-- begin DATASET RECORDS --
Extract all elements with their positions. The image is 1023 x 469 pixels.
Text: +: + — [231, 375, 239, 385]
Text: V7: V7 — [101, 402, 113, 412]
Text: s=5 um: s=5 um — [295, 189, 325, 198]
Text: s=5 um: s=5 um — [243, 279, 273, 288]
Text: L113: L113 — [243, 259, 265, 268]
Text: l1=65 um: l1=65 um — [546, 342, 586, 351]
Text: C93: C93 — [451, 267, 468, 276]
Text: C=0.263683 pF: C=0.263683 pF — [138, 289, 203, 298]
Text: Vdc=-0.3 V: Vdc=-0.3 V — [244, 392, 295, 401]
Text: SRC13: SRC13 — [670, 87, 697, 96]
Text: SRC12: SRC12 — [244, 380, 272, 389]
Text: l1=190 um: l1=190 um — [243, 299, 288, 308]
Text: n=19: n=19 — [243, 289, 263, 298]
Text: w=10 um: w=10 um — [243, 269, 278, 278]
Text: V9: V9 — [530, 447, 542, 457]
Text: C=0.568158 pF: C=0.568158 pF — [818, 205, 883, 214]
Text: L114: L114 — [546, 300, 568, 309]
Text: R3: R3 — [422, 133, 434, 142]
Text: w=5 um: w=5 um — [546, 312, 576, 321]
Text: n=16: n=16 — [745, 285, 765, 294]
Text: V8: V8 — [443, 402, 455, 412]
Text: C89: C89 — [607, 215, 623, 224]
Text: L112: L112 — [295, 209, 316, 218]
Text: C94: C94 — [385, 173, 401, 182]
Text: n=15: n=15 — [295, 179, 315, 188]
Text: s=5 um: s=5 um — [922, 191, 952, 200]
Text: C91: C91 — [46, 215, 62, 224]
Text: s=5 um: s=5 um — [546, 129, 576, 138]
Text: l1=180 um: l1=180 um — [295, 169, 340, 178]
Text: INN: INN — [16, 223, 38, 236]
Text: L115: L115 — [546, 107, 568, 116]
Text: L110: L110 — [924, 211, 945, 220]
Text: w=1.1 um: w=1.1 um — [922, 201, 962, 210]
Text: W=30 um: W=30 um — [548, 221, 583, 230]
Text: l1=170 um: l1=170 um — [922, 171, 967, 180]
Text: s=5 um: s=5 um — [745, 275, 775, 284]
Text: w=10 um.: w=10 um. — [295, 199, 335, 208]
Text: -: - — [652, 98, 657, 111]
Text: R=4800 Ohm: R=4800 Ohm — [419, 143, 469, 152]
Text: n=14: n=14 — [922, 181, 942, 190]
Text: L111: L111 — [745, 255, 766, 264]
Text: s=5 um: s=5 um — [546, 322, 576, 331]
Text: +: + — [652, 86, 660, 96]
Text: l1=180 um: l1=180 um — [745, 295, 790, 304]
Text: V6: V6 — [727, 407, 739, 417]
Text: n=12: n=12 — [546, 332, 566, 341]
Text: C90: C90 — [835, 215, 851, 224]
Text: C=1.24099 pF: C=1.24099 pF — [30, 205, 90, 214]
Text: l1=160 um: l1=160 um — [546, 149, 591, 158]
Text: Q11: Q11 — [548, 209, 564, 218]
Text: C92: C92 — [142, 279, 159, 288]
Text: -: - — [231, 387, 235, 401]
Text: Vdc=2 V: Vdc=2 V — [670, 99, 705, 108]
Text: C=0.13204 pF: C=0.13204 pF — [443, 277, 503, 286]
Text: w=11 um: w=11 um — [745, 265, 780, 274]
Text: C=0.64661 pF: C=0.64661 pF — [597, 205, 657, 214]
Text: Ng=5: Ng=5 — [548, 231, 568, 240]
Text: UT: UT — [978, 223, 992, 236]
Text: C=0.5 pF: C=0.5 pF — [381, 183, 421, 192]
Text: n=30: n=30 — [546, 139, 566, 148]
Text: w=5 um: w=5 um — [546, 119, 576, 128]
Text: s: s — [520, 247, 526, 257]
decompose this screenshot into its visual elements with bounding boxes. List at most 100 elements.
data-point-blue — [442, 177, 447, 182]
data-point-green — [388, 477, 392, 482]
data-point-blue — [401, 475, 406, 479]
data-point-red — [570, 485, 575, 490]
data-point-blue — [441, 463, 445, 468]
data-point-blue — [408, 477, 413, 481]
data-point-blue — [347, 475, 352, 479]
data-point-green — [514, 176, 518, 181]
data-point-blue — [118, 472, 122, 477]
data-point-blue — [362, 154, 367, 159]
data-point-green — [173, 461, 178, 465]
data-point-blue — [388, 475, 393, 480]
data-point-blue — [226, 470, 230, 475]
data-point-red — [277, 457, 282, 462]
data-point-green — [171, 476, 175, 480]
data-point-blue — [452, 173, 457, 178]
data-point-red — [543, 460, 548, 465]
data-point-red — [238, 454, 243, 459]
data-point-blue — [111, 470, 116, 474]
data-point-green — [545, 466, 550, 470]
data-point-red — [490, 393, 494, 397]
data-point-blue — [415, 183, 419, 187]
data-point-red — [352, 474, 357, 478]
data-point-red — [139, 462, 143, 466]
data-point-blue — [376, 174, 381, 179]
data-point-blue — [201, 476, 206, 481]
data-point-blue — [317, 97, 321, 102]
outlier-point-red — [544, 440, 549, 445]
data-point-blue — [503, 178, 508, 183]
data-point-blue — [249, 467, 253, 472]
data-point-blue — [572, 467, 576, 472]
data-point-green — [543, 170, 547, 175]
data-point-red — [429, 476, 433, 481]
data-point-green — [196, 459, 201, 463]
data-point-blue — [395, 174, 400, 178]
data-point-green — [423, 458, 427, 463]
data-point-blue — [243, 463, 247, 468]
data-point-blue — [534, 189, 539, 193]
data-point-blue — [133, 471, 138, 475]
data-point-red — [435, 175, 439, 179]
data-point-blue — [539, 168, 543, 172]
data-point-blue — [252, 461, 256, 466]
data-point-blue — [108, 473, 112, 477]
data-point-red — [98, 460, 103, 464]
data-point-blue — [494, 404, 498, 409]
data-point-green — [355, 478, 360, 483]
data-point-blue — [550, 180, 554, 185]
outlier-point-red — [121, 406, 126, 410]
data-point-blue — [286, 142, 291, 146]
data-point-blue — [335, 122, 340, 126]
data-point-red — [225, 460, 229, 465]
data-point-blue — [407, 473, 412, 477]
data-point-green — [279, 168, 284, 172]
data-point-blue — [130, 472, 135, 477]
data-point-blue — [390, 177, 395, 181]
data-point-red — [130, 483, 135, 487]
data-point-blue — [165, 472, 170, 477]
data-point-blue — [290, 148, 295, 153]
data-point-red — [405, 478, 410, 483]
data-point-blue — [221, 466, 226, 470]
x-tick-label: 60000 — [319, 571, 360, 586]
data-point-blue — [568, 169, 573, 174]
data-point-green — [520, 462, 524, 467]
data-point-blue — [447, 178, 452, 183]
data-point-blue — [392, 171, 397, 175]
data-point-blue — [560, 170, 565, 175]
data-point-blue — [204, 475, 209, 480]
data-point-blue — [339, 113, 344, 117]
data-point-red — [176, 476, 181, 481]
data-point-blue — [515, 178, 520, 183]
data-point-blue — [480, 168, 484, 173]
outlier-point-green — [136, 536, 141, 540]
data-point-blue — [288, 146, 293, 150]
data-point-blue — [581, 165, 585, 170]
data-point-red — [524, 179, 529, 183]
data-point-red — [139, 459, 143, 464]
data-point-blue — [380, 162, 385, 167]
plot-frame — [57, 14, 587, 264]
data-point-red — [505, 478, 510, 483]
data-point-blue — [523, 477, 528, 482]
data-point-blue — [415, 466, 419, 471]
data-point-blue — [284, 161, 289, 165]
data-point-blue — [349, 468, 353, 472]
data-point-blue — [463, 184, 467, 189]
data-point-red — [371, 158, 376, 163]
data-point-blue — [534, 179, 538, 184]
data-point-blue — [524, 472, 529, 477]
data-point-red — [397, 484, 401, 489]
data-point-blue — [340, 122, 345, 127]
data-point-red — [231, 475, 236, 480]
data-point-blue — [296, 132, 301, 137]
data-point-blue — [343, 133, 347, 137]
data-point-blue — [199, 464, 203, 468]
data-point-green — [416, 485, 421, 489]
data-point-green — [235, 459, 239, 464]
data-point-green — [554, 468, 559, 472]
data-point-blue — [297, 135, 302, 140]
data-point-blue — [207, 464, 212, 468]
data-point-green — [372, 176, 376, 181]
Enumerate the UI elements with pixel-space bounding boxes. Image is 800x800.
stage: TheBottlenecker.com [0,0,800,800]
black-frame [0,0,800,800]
-- end DATASET RECORDS --
• **AIM OF THE EXERCISE**: Copy out the rows above exactly, starting with the first row and going on through the row that contains "Text: V8: V8 — [443, 402, 455, 412]", both ends included.

• **RESULT BELOW**:
Extract all elements with their positions. The image is 1023 x 469 pixels.
Text: +: + — [231, 375, 239, 385]
Text: V7: V7 — [101, 402, 113, 412]
Text: s=5 um: s=5 um — [295, 189, 325, 198]
Text: s=5 um: s=5 um — [243, 279, 273, 288]
Text: L113: L113 — [243, 259, 265, 268]
Text: l1=65 um: l1=65 um — [546, 342, 586, 351]
Text: C93: C93 — [451, 267, 468, 276]
Text: C=0.263683 pF: C=0.263683 pF — [138, 289, 203, 298]
Text: Vdc=-0.3 V: Vdc=-0.3 V — [244, 392, 295, 401]
Text: SRC13: SRC13 — [670, 87, 697, 96]
Text: SRC12: SRC12 — [244, 380, 272, 389]
Text: l1=190 um: l1=190 um — [243, 299, 288, 308]
Text: n=19: n=19 — [243, 289, 263, 298]
Text: w=10 um: w=10 um — [243, 269, 278, 278]
Text: V9: V9 — [530, 447, 542, 457]
Text: C=0.568158 pF: C=0.568158 pF — [818, 205, 883, 214]
Text: L114: L114 — [546, 300, 568, 309]
Text: R3: R3 — [422, 133, 434, 142]
Text: w=5 um: w=5 um — [546, 312, 576, 321]
Text: n=16: n=16 — [745, 285, 765, 294]
Text: V8: V8 — [443, 402, 455, 412]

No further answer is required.